[BEGIN EXTRACTED INFORMATION]

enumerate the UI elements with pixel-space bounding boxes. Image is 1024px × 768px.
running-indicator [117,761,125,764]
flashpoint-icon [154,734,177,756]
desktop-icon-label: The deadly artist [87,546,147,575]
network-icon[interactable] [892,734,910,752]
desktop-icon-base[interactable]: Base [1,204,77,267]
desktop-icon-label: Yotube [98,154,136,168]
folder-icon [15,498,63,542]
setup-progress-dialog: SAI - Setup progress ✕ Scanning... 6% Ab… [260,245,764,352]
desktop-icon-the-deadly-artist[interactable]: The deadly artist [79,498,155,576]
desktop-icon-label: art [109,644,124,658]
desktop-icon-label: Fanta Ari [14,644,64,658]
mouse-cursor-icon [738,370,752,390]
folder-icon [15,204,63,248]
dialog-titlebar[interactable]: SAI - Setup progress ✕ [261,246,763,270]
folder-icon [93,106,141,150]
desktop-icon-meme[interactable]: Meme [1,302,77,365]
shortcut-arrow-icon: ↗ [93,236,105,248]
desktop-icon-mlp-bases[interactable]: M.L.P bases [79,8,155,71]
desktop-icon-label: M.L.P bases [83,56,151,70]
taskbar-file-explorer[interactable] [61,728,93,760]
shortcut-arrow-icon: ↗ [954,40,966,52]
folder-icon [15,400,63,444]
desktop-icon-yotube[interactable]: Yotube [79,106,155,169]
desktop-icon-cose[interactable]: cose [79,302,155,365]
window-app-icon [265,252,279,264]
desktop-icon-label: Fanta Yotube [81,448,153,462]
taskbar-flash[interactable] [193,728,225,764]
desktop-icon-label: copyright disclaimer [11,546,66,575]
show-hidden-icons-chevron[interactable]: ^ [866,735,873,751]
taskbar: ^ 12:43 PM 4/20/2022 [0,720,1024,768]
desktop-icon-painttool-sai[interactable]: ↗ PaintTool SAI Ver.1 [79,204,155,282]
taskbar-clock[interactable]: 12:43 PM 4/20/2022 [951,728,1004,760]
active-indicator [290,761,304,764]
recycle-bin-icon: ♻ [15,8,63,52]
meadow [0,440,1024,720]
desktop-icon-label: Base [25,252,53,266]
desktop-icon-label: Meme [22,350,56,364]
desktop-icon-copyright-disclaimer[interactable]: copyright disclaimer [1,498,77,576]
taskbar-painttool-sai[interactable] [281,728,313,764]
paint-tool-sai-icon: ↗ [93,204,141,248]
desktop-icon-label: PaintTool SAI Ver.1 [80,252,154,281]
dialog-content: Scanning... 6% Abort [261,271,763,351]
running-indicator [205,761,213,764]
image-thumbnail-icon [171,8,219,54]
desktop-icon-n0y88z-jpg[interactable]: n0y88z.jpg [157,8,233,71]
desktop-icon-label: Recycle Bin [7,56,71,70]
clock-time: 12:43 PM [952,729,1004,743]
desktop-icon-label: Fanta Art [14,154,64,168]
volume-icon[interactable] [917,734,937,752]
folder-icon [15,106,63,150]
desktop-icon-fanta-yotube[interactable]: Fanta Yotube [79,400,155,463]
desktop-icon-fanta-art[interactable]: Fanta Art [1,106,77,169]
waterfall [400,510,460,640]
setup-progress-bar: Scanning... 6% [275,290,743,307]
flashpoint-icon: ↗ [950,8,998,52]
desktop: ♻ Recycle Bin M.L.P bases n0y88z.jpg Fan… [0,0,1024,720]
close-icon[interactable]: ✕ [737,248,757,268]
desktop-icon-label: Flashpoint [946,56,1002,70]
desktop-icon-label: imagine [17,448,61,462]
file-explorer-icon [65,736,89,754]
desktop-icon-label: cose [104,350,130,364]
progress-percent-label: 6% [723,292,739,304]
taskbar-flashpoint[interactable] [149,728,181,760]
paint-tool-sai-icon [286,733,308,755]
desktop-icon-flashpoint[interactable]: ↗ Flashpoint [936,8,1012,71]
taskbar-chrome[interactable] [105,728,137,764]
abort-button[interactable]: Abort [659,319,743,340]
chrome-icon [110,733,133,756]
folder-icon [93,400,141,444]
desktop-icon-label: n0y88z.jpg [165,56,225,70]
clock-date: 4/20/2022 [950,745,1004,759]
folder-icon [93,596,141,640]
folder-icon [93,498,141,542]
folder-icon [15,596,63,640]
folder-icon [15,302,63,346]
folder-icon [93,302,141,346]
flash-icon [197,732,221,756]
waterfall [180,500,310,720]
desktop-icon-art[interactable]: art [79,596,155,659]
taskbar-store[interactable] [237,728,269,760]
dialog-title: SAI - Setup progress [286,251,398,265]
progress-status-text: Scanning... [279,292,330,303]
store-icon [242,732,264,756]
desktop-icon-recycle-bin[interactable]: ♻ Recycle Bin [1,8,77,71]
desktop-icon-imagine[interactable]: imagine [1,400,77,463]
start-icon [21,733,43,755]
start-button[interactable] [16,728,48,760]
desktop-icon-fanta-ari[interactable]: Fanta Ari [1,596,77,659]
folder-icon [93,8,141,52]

[END EXTRACTED INFORMATION]

**INSTRUCTIONS TO FOLLOW:**
Copy the rows above word for word.

**SOLUTION FOR THIS TASK:**
enumerate the UI elements with pixel-space bounding boxes. Image is 1024px × 768px.
running-indicator [117,761,125,764]
flashpoint-icon [154,734,177,756]
desktop-icon-label: The deadly artist [87,546,147,575]
network-icon[interactable] [892,734,910,752]
desktop-icon-base[interactable]: Base [1,204,77,267]
desktop-icon-label: Yotube [98,154,136,168]
folder-icon [15,498,63,542]
setup-progress-dialog: SAI - Setup progress ✕ Scanning... 6% Ab… [260,245,764,352]
desktop-icon-the-deadly-artist[interactable]: The deadly artist [79,498,155,576]
desktop-icon-label: art [109,644,124,658]
desktop-icon-label: Fanta Ari [14,644,64,658]
mouse-cursor-icon [738,370,752,390]
folder-icon [15,204,63,248]
dialog-titlebar[interactable]: SAI - Setup progress ✕ [261,246,763,270]
folder-icon [93,106,141,150]
desktop-icon-meme[interactable]: Meme [1,302,77,365]
shortcut-arrow-icon: ↗ [93,236,105,248]
desktop-icon-mlp-bases[interactable]: M.L.P bases [79,8,155,71]
desktop-icon-label: M.L.P bases [83,56,151,70]
taskbar-file-explorer[interactable] [61,728,93,760]
shortcut-arrow-icon: ↗ [954,40,966,52]
folder-icon [15,400,63,444]
desktop-icon-yotube[interactable]: Yotube [79,106,155,169]
desktop-icon-cose[interactable]: cose [79,302,155,365]
window-app-icon [265,252,279,264]
desktop-icon-label: Fanta Yotube [81,448,153,462]
taskbar-flash[interactable] [193,728,225,764]
desktop-icon-label: copyright disclaimer [11,546,66,575]
show-hidden-icons-chevron[interactable]: ^ [866,735,873,751]
taskbar: ^ 12:43 PM 4/20/2022 [0,720,1024,768]
desktop-icon-painttool-sai[interactable]: ↗ PaintTool SAI Ver.1 [79,204,155,282]
taskbar-clock[interactable]: 12:43 PM 4/20/2022 [951,728,1004,760]
active-indicator [290,761,304,764]
recycle-bin-icon: ♻ [15,8,63,52]
meadow [0,440,1024,720]
desktop-icon-label: Base [25,252,53,266]
desktop-icon-label: Meme [22,350,56,364]
desktop-icon-copyright-disclaimer[interactable]: copyright disclaimer [1,498,77,576]
taskbar-painttool-sai[interactable] [281,728,313,764]
paint-tool-sai-icon: ↗ [93,204,141,248]
desktop-icon-label: PaintTool SAI Ver.1 [80,252,154,281]
dialog-content: Scanning... 6% Abort [261,271,763,351]
running-indicator [205,761,213,764]
image-thumbnail-icon [171,8,219,54]
desktop-icon-n0y88z-jpg[interactable]: n0y88z.jpg [157,8,233,71]
desktop-icon-label: Recycle Bin [7,56,71,70]
clock-time: 12:43 PM [952,729,1004,743]
desktop-icon-label: Fanta Art [14,154,64,168]
volume-icon[interactable] [917,734,937,752]
folder-icon [15,106,63,150]
desktop-icon-fanta-yotube[interactable]: Fanta Yotube [79,400,155,463]
desktop-icon-fanta-art[interactable]: Fanta Art [1,106,77,169]
waterfall [400,510,460,640]
setup-progress-bar: Scanning... 6% [275,290,743,307]
flashpoint-icon: ↗ [950,8,998,52]
desktop: ♻ Recycle Bin M.L.P bases n0y88z.jpg Fan… [0,0,1024,720]
close-icon[interactable]: ✕ [737,248,757,268]
desktop-icon-label: Flashpoint [946,56,1002,70]
desktop-icon-label: imagine [17,448,61,462]
file-explorer-icon [65,736,89,754]
desktop-icon-label: cose [104,350,130,364]
progress-percent-label: 6% [723,292,739,304]
taskbar-flashpoint[interactable] [149,728,181,760]
paint-tool-sai-icon [286,733,308,755]
desktop-icon-flashpoint[interactable]: ↗ Flashpoint [936,8,1012,71]
taskbar-chrome[interactable] [105,728,137,764]
abort-button[interactable]: Abort [659,319,743,340]
chrome-icon [110,733,133,756]
folder-icon [93,400,141,444]
desktop-icon-label: n0y88z.jpg [165,56,225,70]
clock-date: 4/20/2022 [950,745,1004,759]
folder-icon [93,596,141,640]
folder-icon [93,498,141,542]
folder-icon [15,596,63,640]
folder-icon [15,302,63,346]
folder-icon [93,302,141,346]
flash-icon [197,732,221,756]
waterfall [180,500,310,720]
desktop-icon-art[interactable]: art [79,596,155,659]
taskbar-store[interactable] [237,728,269,760]
dialog-title: SAI - Setup progress [286,251,398,265]
progress-status-text: Scanning... [279,292,330,303]
store-icon [242,732,264,756]
desktop-icon-recycle-bin[interactable]: ♻ Recycle Bin [1,8,77,71]
desktop-icon-imagine[interactable]: imagine [1,400,77,463]
start-icon [21,733,43,755]
start-button[interactable] [16,728,48,760]
desktop-icon-fanta-ari[interactable]: Fanta Ari [1,596,77,659]
folder-icon [93,8,141,52]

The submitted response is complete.